● **THE PROBLEM**: Once you have read the data below, set it all down again exactly.

RECORDS: Begin

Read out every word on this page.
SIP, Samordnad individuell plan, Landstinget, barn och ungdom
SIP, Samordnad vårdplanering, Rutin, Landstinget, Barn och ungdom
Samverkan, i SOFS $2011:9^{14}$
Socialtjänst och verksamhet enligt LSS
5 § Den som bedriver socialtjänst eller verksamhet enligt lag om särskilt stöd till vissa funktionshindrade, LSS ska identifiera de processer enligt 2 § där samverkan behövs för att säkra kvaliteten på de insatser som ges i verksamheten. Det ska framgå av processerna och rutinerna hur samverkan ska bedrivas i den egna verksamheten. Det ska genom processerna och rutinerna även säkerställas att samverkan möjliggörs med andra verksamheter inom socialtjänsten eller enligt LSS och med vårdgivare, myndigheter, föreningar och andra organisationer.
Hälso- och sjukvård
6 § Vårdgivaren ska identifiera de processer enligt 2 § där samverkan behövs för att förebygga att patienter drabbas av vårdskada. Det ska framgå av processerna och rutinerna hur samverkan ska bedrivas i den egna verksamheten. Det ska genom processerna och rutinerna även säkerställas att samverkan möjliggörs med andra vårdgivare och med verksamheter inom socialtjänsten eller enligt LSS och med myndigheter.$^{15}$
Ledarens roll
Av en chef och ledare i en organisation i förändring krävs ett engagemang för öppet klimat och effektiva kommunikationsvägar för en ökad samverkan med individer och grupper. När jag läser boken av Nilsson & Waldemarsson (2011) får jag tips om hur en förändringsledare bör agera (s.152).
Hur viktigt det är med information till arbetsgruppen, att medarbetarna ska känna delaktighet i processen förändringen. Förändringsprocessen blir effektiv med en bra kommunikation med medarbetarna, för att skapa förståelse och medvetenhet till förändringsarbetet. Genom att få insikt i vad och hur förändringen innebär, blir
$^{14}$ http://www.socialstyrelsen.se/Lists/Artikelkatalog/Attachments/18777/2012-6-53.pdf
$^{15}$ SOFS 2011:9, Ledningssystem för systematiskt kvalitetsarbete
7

RECORDS: End

● **RESULT OF THE TASK**:
Read out every word on this page.
SIP, Samordnad individuell plan, Landstinget, barn och ungdom
SIP, Samordnad vårdplanering, Rutin, Landstinget, Barn och ungdom
Samverkan, i SOFS $2011:9^{14}$
Socialtjänst och verksamhet enligt LSS
5 § Den som bedriver socialtjänst eller verksamhet enligt lag om särskilt stöd till vissa funktionshindrade, LSS ska identifiera de processer enligt 2 § där samverkan behövs för att säkra kvaliteten på de insatser som ges i verksamheten. Det ska framgå av processerna och rutinerna hur samverkan ska bedrivas i den egna verksamheten. Det ska genom processerna och rutinerna även säkerställas att samverkan möjliggörs med andra verksamheter inom socialtjänsten eller enligt LSS och med vårdgivare, myndigheter, föreningar och andra organisationer.
Hälso- och sjukvård
6 § Vårdgivaren ska identifiera de processer enligt 2 § där samverkan behövs för att förebygga att patienter drabbas av vårdskada. Det ska framgå av processerna och rutinerna hur samverkan ska bedrivas i den egna verksamheten. Det ska genom processerna och rutinerna även säkerställas att samverkan möjliggörs med andra vårdgivare och med verksamheter inom socialtjänsten eller enligt LSS och med myndigheter.$^{15}$
Ledarens roll
Av en chef och ledare i en organisation i förändring krävs ett engagemang för öppet klimat och effektiva kommunikationsvägar för en ökad samverkan med individer och grupper. När jag läser boken av Nilsson & Waldemarsson (2011) får jag tips om hur en förändringsledare bör agera (s.152).
Hur viktigt det är med information till arbetsgruppen, att medarbetarna ska känna delaktighet i processen förändringen. Förändringsprocessen blir effektiv med en bra kommunikation med medarbetarna, för att skapa förståelse och medvetenhet till förändringsarbetet. Genom att få insikt i vad och hur förändringen innebär, blir
$^{14}$ http://www.socialstyrelsen.se/Lists/Artikelkatalog/Attachments/18777/2012-6-53.pdf
$^{15}$ SOFS 2011:9, Ledningssystem för systematiskt kvalitetsarbete
7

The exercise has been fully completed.